Required work: Skip the pictures. Reproduce all other material exactly.

****

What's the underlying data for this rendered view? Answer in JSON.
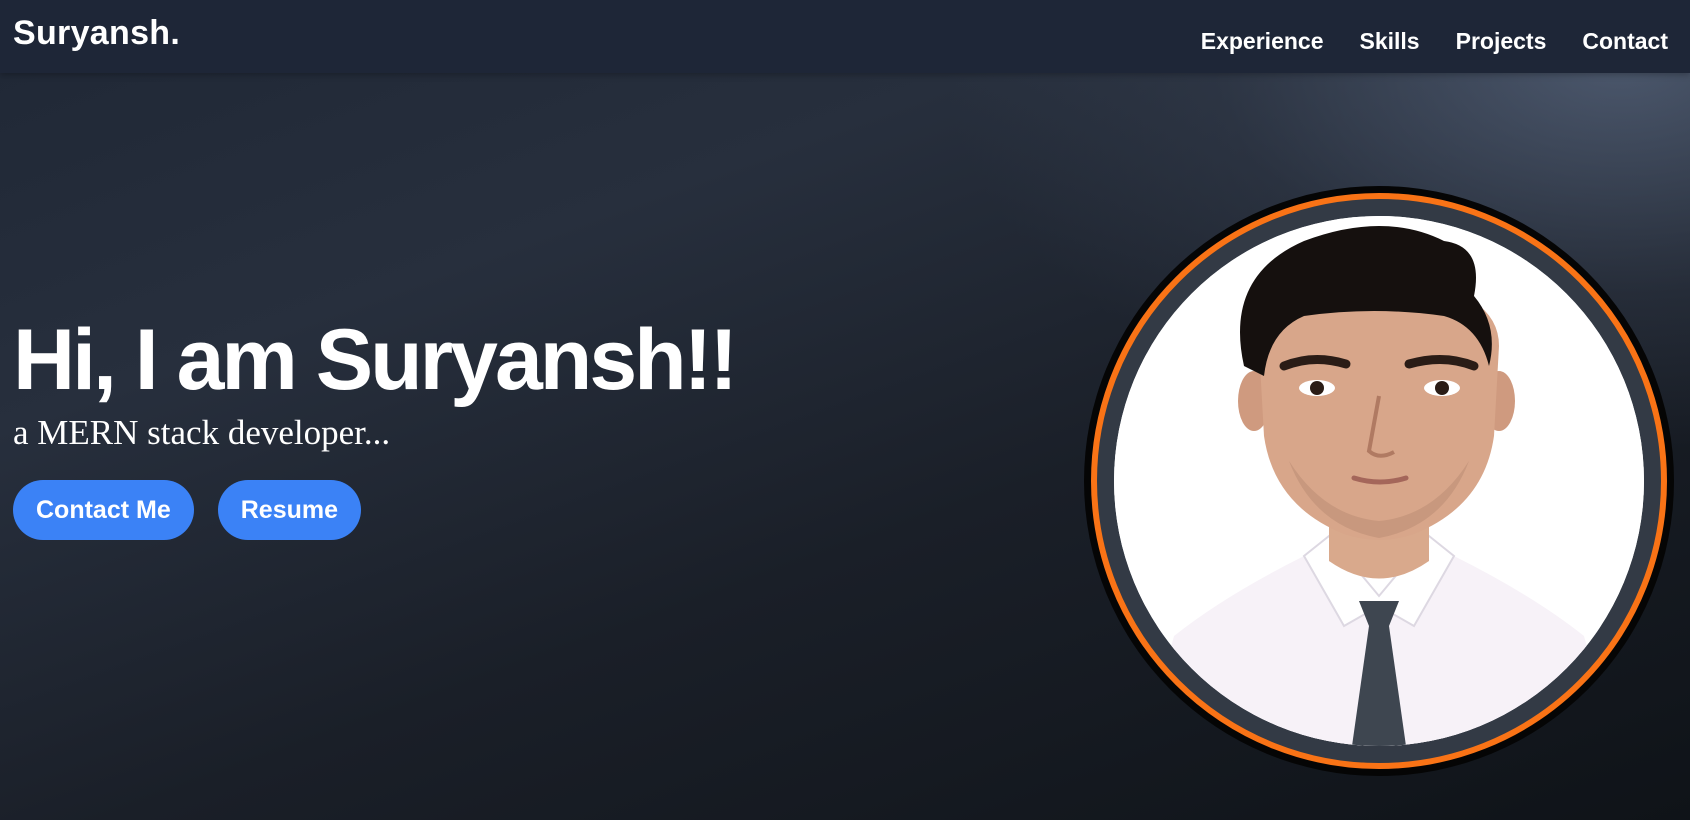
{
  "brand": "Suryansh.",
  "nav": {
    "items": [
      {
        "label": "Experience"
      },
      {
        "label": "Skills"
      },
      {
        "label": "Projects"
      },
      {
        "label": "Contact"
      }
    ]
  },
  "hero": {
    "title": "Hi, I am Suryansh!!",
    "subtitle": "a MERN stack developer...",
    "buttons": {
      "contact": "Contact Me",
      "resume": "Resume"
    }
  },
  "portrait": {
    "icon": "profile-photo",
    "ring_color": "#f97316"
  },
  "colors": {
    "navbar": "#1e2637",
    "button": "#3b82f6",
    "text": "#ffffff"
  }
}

****

Correct response:
What's the underlying data for this rendered view? Answer in JSON.
{
  "brand": "Suryansh.",
  "nav": {
    "items": [
      {
        "label": "Experience"
      },
      {
        "label": "Skills"
      },
      {
        "label": "Projects"
      },
      {
        "label": "Contact"
      }
    ]
  },
  "hero": {
    "title": "Hi, I am Suryansh!!",
    "subtitle": "a MERN stack developer...",
    "buttons": {
      "contact": "Contact Me",
      "resume": "Resume"
    }
  },
  "portrait": {
    "icon": "profile-photo",
    "ring_color": "#f97316"
  },
  "colors": {
    "navbar": "#1e2637",
    "button": "#3b82f6",
    "text": "#ffffff"
  }
}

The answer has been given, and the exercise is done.